Task to carry out
Identify all lines below that hold "JSON" and collect them.

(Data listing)
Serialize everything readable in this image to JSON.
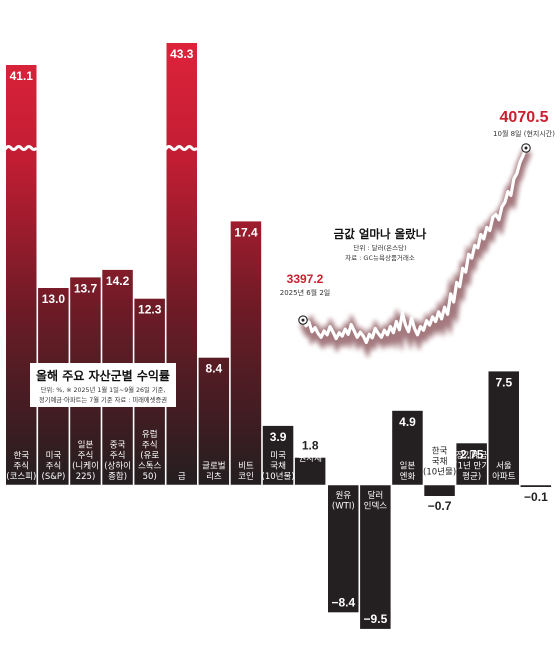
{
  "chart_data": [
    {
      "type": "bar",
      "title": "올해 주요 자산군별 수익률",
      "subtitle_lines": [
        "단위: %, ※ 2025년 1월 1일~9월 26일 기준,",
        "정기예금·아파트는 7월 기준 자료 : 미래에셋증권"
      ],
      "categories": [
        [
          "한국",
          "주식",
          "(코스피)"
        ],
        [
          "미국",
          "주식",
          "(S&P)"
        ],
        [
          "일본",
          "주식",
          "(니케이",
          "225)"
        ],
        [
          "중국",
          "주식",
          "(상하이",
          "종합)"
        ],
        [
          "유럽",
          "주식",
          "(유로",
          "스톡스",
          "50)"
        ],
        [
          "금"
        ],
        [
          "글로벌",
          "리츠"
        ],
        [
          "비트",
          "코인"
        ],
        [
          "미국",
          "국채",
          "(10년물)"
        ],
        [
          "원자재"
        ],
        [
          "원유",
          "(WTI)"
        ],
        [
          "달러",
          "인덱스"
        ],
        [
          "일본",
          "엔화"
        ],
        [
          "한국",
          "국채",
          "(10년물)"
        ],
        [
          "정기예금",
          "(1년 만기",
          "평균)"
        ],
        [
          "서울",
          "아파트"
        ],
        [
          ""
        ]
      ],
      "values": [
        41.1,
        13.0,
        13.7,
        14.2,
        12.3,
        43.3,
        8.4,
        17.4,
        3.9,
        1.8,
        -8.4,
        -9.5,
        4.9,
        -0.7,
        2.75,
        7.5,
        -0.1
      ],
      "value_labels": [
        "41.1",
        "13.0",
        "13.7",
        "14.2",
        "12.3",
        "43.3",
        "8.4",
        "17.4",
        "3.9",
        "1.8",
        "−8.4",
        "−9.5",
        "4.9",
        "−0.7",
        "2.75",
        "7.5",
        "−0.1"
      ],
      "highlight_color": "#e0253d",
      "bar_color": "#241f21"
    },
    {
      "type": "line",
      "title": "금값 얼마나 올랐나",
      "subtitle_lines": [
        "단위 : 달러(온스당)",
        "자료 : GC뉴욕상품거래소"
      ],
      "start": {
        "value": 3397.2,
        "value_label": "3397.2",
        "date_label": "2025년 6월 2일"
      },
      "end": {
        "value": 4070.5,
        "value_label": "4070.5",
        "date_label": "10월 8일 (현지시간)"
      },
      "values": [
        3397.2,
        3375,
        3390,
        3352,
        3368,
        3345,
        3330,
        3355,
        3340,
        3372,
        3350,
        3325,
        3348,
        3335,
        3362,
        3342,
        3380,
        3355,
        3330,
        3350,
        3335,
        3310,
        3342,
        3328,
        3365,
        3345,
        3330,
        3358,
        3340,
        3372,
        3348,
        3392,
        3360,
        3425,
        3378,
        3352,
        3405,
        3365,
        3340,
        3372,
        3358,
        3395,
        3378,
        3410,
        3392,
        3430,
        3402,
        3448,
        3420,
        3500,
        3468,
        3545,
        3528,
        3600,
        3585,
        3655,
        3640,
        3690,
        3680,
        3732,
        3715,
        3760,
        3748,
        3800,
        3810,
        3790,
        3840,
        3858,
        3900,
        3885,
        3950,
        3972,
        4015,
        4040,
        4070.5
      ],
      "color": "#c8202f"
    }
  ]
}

==

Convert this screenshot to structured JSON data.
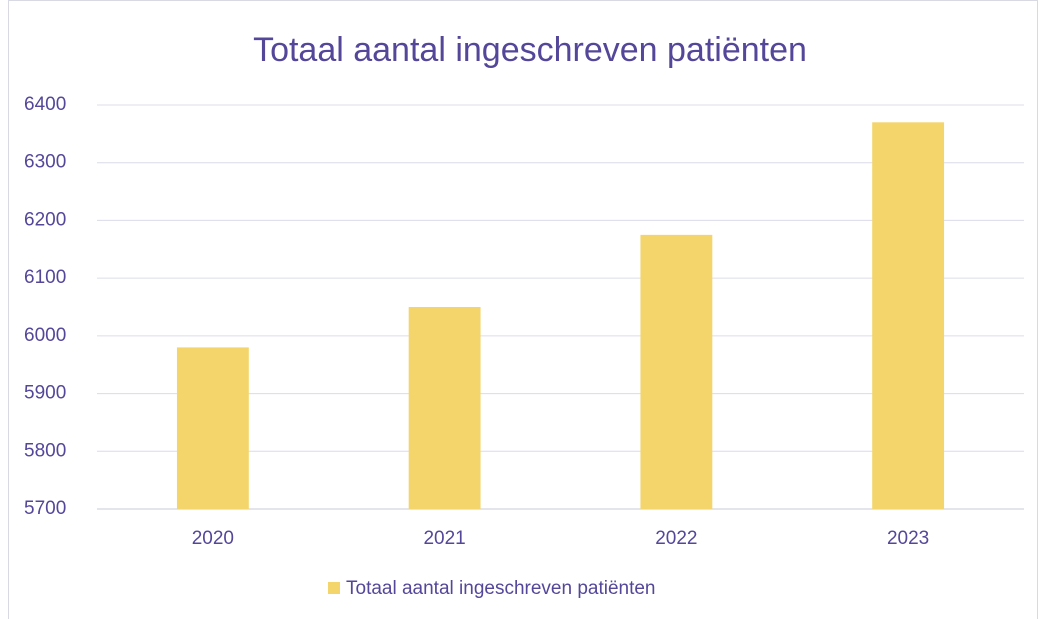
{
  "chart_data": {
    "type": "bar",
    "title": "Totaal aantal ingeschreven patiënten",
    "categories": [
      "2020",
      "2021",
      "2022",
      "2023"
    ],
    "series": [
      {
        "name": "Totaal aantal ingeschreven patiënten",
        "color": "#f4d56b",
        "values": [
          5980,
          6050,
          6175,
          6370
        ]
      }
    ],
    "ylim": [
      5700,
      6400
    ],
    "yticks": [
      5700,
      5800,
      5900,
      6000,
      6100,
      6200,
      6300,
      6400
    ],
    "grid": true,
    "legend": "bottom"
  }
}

Exercise response
Serialize everything readable in this image to JSON.
Convert this screenshot to structured JSON data.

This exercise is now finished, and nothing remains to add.